_EXERCISE GOAL:_
Whenever a line contains the string "user", copy it out of the entries.
◆ ◆ ◆ ◆ ◆ ◆ ◆
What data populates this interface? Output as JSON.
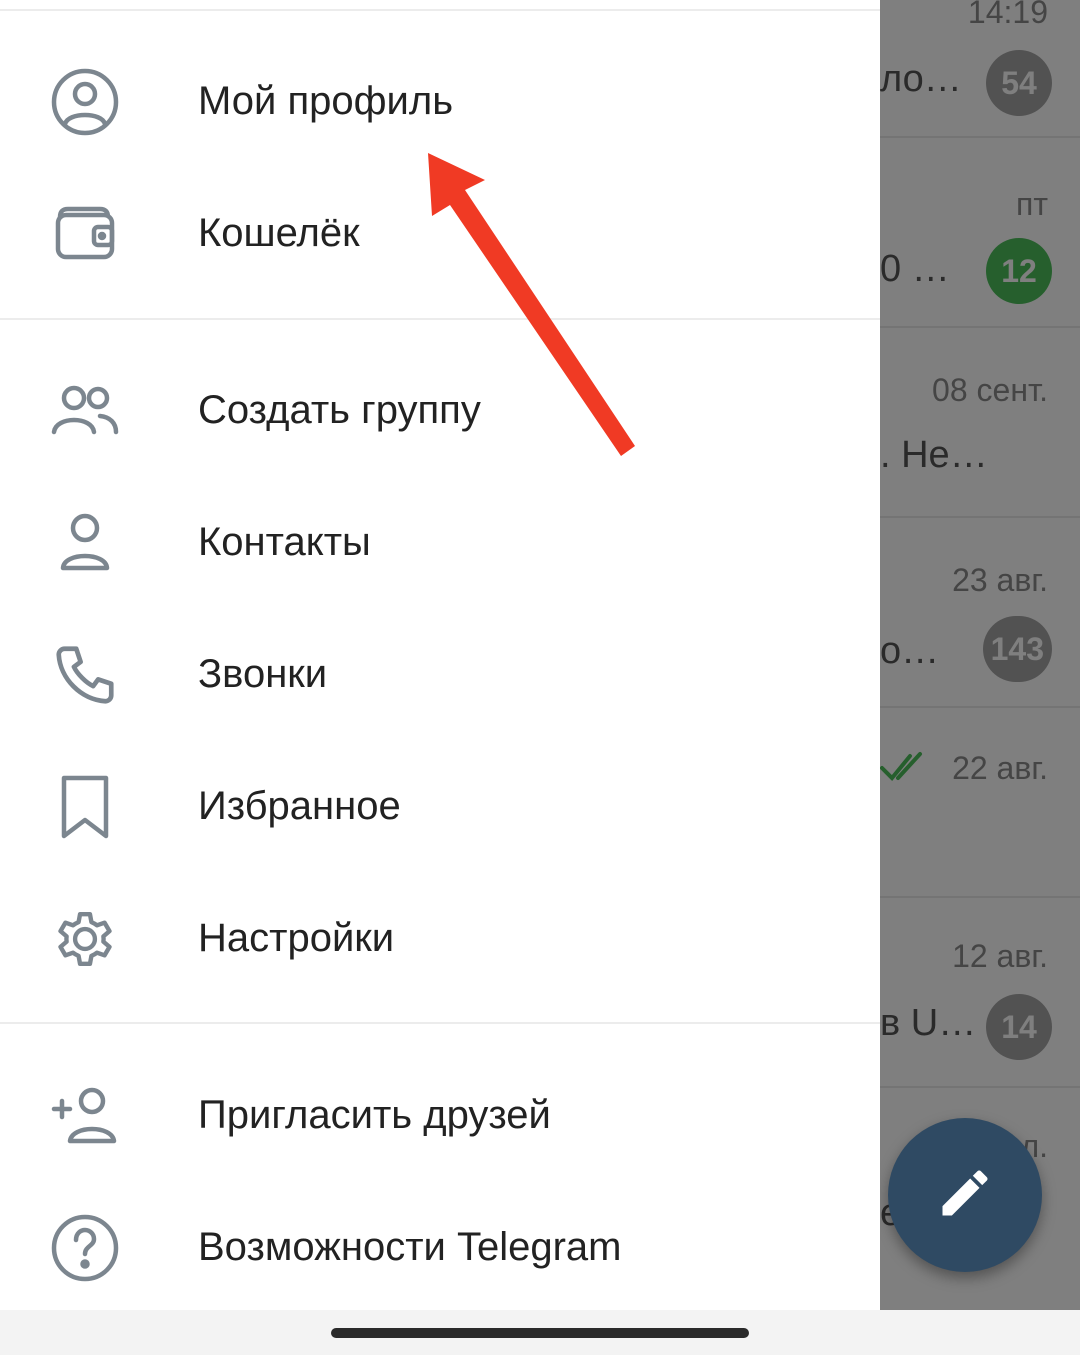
{
  "drawer": {
    "items": [
      {
        "id": "profile",
        "label": "Мой профиль",
        "icon": "user-circle-icon"
      },
      {
        "id": "wallet",
        "label": "Кошелёк",
        "icon": "wallet-icon"
      },
      {
        "id": "new-group",
        "label": "Создать группу",
        "icon": "group-icon"
      },
      {
        "id": "contacts",
        "label": "Контакты",
        "icon": "person-icon"
      },
      {
        "id": "calls",
        "label": "Звонки",
        "icon": "phone-icon"
      },
      {
        "id": "saved",
        "label": "Избранное",
        "icon": "bookmark-icon"
      },
      {
        "id": "settings",
        "label": "Настройки",
        "icon": "gear-icon"
      },
      {
        "id": "invite",
        "label": "Пригласить друзей",
        "icon": "add-user-icon"
      },
      {
        "id": "features",
        "label": "Возможности Telegram",
        "icon": "question-circle-icon"
      }
    ]
  },
  "chat_list": {
    "rows": [
      {
        "time": "14:19",
        "snippet": "ло…",
        "badge": "54",
        "badge_color": "#a5a5a5"
      },
      {
        "time": "пт",
        "snippet": "0 …",
        "badge": "12",
        "badge_color": "#4cbf5a"
      },
      {
        "time": "08 сент.",
        "snippet": ". Не…",
        "badge": "",
        "badge_color": ""
      },
      {
        "time": "23 авг.",
        "snippet": "о…",
        "badge": "143",
        "badge_color": "#a5a5a5"
      },
      {
        "time": "22 авг.",
        "snippet": "",
        "badge": "",
        "badge_color": "",
        "read_check": "double-check-icon"
      },
      {
        "time": "12 авг.",
        "snippet": "в U…",
        "badge": "14",
        "badge_color": "#a5a5a5"
      },
      {
        "time": "л.",
        "snippet": "е",
        "badge": "",
        "badge_color": ""
      }
    ]
  },
  "fab": {
    "icon": "pencil-icon",
    "color": "#2f4a63"
  },
  "annotation": {
    "type": "arrow",
    "color": "#f03a24",
    "points_to": "Мой профиль"
  },
  "colors": {
    "icon_gray": "#7c868f",
    "text": "#222222",
    "scrim": "rgba(0,0,0,0.5)"
  }
}
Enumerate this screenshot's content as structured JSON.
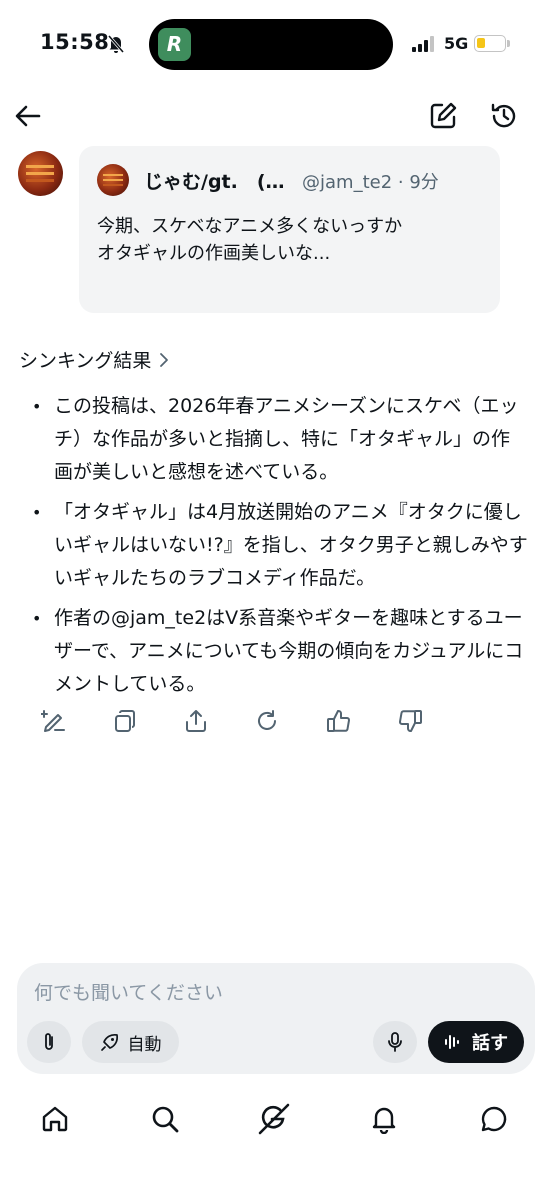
{
  "status_bar": {
    "time": "15:58",
    "network": "5G",
    "app_badge": "R",
    "battery_level": 0.3
  },
  "header": {
    "back_icon": "arrow-left-icon",
    "compose_icon": "compose-icon",
    "history_icon": "history-icon"
  },
  "quoted_post": {
    "author_name": "じゃむ/gt.　(…",
    "meta": "@jam_te2 · 9分",
    "text": "今期、スケベなアニメ多くないっすか\nオタギャルの作画美しいな..."
  },
  "response": {
    "thinking_label": "シンキング結果",
    "bullets": [
      "この投稿は、2026年春アニメシーズンにスケベ（エッチ）な作品が多いと指摘し、特に「オタギャル」の作画が美しいと感想を述べている。",
      "「オタギャル」は4月放送開始のアニメ『オタクに優しいギャルはいない!?』を指し、オタク男子と親しみやすいギャルたちのラブコメディ作品だ。",
      "作者の@jam_te2はV系音楽やギターを趣味とするユーザーで、アニメについても今期の傾向をカジュアルにコメントしている。"
    ]
  },
  "actions": [
    "edit-icon",
    "copy-icon",
    "share-icon",
    "regenerate-icon",
    "thumbs-up-icon",
    "thumbs-down-icon"
  ],
  "composer": {
    "placeholder": "何でも聞いてください",
    "value": "",
    "mode_label": "自動",
    "speak_label": "話す"
  },
  "bottom_nav": [
    "home-icon",
    "search-icon",
    "grok-icon",
    "notifications-icon",
    "messages-icon"
  ],
  "colors": {
    "card_bg": "#f3f4f5",
    "composer_bg": "#eff1f3",
    "speak_bg": "#0f1419",
    "app_badge": "#3f8d5d",
    "battery": "#f5c518"
  }
}
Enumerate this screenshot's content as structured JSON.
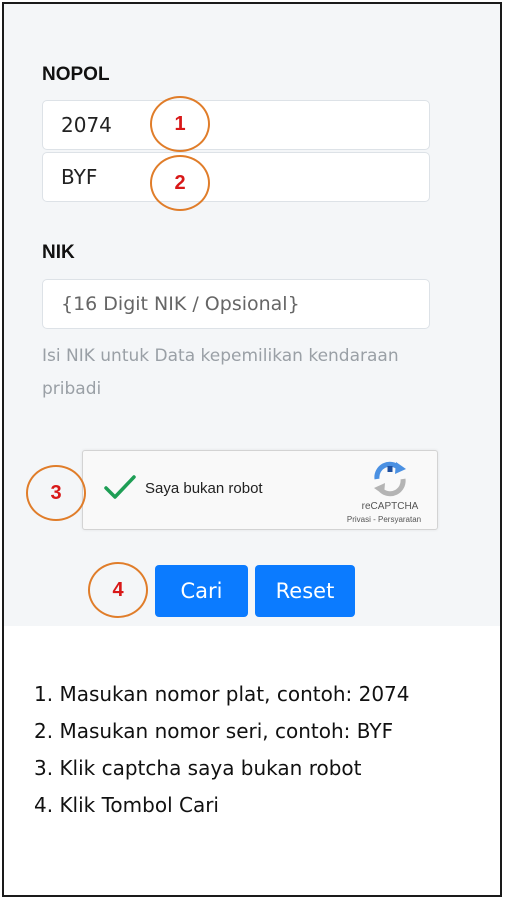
{
  "form": {
    "nopol_label": "NOPOL",
    "nopol_number_value": "2074",
    "nopol_series_value": "BYF",
    "nik_label": "NIK",
    "nik_placeholder": "{16 Digit NIK / Opsional}",
    "nik_help_line1": "Isi NIK untuk Data kepemilikan kendaraan",
    "nik_help_line2": "pribadi"
  },
  "captcha": {
    "checked": true,
    "label": "Saya bukan robot",
    "brand": "reCAPTCHA",
    "links": "Privasi - Persyaratan"
  },
  "buttons": {
    "search_label": "Cari",
    "reset_label": "Reset"
  },
  "callouts": [
    "1",
    "2",
    "3",
    "4"
  ],
  "instructions": [
    "1. Masukan nomor plat, contoh: 2074",
    "2. Masukan nomor seri, contoh: BYF",
    "3. Klik captcha saya bukan robot",
    "4. Klik Tombol Cari"
  ],
  "colors": {
    "button_blue": "#0b7bff",
    "callout_border": "#e07d2a",
    "callout_text": "#d81818",
    "check_green": "#1e9e55"
  }
}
◆ ◆ ◆ ◆ ◆ ◆ ◆
_FULL OUTPUT:_
        "icon": "user-circle-icon"
        "icon": "add-user-icon"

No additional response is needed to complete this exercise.